- _What is being asked_
Pull out everything from the line containing "187, 599, 199]" down to the line containing "295, 410, 307]", both ends included, and copy those lines word for word with nothing else.

- _Given records_
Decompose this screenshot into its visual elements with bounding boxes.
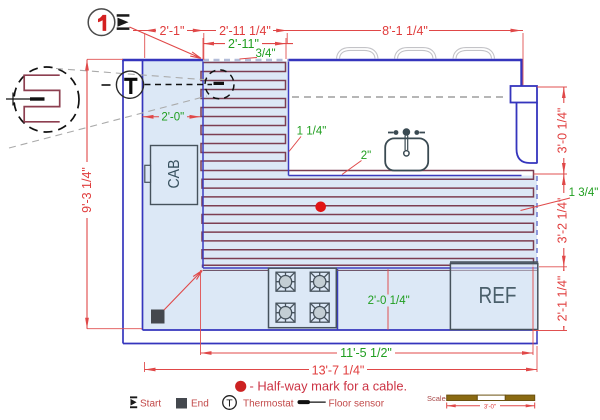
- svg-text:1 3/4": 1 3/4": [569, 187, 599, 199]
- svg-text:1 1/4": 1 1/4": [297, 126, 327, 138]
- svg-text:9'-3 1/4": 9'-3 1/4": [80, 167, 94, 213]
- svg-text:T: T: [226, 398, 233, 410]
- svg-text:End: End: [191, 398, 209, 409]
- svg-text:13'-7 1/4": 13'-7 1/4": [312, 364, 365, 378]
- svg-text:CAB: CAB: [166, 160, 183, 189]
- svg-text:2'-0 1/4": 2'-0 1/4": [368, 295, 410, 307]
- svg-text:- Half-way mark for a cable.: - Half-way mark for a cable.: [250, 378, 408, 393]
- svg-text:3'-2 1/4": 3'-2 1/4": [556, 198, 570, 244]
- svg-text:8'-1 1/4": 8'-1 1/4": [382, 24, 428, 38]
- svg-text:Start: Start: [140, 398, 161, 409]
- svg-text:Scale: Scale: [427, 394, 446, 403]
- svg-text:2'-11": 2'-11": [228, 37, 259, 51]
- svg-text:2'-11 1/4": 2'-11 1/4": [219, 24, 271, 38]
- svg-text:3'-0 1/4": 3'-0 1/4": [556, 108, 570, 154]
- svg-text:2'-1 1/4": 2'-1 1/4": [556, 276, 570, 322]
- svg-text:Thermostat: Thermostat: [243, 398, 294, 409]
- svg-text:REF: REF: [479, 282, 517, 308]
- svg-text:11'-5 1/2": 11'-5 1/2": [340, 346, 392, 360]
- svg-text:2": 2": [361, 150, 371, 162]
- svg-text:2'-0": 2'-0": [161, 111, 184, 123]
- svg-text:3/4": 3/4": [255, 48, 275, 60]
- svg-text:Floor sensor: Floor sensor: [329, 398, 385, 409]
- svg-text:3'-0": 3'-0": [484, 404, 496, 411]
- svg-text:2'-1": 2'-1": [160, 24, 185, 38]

---

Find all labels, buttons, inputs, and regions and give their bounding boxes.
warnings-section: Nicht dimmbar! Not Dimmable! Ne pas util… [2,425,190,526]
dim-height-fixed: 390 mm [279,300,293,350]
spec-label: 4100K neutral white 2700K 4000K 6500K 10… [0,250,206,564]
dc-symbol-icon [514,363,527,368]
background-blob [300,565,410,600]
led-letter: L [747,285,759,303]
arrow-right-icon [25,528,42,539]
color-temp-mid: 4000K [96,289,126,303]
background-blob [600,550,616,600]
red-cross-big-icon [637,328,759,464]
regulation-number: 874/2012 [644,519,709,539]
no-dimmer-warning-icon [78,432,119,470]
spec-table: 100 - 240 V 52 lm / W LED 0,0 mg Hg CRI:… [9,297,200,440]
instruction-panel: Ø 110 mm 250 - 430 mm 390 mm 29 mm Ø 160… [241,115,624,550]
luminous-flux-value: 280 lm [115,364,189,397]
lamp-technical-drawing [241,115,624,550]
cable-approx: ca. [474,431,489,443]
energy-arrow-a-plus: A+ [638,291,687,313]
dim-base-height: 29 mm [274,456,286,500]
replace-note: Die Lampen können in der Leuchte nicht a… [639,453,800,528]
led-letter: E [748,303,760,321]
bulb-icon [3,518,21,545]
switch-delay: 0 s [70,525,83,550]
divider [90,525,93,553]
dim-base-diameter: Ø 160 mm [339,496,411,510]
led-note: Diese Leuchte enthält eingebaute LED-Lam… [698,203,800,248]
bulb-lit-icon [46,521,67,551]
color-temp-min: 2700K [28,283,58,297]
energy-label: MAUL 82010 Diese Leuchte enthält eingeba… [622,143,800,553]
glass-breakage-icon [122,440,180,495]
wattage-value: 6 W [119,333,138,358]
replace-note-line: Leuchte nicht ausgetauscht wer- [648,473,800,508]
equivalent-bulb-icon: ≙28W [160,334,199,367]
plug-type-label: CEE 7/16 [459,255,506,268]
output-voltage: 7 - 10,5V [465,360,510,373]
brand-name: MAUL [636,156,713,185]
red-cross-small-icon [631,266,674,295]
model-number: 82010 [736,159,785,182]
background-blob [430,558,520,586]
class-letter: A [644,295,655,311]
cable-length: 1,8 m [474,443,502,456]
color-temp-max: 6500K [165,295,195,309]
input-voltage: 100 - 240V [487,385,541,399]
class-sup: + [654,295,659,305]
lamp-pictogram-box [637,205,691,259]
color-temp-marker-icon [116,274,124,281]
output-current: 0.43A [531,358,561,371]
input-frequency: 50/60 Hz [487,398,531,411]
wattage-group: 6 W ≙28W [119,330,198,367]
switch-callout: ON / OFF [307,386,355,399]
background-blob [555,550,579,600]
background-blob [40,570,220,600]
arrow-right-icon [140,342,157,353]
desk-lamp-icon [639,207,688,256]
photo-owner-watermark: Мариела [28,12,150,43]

- _Response below_
- svg-text:1 3/4": 1 3/4": [569, 187, 599, 199]
- svg-text:1 1/4": 1 1/4": [297, 126, 327, 138]
- svg-text:9'-3 1/4": 9'-3 1/4": [80, 167, 94, 213]
- svg-text:T: T: [226, 398, 233, 410]
- svg-text:End: End: [191, 398, 209, 409]
- svg-text:13'-7 1/4": 13'-7 1/4": [312, 364, 365, 378]
- svg-text:CAB: CAB: [166, 160, 183, 189]
- svg-text:2'-0 1/4": 2'-0 1/4": [368, 295, 410, 307]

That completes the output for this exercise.